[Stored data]
※
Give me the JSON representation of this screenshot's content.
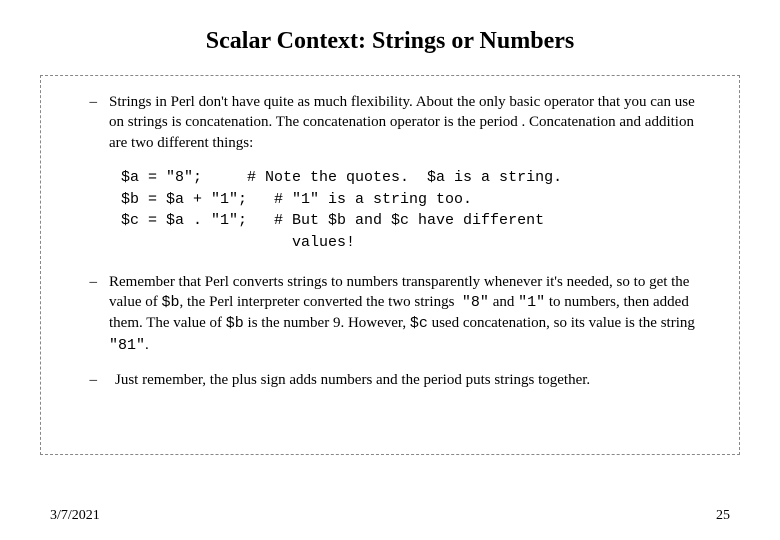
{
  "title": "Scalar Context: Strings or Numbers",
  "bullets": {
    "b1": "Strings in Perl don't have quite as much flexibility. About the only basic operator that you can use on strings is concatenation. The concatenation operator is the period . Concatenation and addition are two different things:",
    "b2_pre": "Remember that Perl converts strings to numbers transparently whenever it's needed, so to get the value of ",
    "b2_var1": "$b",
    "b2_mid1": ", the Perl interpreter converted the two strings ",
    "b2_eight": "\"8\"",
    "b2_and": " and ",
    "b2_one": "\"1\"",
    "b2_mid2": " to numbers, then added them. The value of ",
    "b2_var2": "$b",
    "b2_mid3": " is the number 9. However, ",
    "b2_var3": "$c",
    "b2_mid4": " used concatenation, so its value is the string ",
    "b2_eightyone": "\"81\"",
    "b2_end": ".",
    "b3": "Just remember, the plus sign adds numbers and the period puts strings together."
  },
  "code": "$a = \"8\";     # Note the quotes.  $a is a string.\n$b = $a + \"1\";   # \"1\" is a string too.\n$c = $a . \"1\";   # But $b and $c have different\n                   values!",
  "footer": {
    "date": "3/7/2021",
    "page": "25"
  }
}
※
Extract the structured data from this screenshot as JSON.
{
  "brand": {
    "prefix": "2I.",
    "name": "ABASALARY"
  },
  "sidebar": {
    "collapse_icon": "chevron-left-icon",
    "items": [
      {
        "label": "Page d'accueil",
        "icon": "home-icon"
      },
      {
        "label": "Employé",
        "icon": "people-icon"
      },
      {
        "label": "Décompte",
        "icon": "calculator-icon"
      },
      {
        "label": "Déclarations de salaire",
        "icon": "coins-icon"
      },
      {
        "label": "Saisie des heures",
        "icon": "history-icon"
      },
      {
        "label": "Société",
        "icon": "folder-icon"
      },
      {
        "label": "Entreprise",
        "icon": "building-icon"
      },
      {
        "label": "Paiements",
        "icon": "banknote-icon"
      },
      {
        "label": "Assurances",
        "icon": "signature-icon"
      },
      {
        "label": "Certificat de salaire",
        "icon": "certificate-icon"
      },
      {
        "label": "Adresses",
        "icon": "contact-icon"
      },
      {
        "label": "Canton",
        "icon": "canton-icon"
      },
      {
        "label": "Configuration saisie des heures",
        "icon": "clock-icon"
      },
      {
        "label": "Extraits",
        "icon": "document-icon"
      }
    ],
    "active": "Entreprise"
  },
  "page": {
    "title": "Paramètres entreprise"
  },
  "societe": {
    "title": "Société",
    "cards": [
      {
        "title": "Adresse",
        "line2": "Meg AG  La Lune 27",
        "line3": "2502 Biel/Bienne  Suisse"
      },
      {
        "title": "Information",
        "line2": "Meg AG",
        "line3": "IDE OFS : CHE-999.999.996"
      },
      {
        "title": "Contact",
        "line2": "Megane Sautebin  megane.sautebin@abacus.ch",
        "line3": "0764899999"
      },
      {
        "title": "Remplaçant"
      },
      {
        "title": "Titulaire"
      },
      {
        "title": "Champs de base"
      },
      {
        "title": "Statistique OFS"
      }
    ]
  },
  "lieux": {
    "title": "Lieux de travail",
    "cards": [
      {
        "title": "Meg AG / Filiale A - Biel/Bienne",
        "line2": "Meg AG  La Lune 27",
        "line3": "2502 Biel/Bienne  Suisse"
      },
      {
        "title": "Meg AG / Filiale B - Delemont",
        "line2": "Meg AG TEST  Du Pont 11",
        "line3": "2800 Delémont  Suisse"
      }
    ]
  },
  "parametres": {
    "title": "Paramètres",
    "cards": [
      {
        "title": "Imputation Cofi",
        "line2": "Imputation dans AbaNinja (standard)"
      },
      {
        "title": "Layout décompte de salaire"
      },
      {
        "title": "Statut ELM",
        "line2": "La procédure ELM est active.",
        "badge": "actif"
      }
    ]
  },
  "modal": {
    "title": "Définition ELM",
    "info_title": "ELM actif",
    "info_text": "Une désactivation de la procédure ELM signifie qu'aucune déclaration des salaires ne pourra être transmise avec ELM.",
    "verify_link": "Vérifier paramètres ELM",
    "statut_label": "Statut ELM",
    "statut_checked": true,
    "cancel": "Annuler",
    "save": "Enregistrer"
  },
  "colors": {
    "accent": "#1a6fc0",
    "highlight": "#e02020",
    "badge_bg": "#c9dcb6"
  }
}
※
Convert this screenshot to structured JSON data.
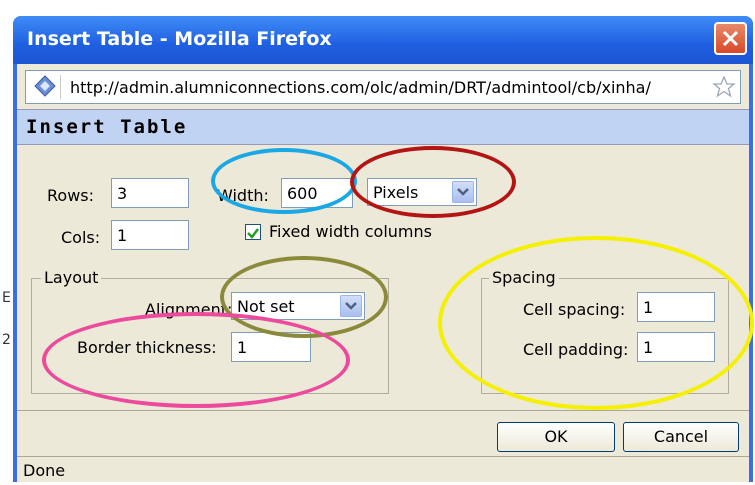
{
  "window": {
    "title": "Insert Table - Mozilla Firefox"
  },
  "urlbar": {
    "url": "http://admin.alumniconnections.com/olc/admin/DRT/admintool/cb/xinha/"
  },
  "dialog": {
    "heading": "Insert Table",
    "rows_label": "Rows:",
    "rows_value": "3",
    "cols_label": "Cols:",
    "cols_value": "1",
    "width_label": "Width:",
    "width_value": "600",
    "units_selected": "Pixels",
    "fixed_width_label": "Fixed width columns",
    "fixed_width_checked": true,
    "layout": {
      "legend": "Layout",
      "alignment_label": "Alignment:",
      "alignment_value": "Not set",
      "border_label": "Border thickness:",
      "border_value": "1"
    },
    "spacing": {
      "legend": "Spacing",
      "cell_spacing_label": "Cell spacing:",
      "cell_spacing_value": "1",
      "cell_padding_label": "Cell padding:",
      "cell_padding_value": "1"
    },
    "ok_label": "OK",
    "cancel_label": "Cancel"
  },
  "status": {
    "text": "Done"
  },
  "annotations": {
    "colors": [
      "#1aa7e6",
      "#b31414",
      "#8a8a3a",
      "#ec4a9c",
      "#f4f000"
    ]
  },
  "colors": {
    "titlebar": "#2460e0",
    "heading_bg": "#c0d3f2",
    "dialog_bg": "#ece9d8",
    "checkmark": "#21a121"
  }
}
※
## Exercise goal
Report the number of lines that include the string "this"; return nothing but the count.

## Reply to the exercise
3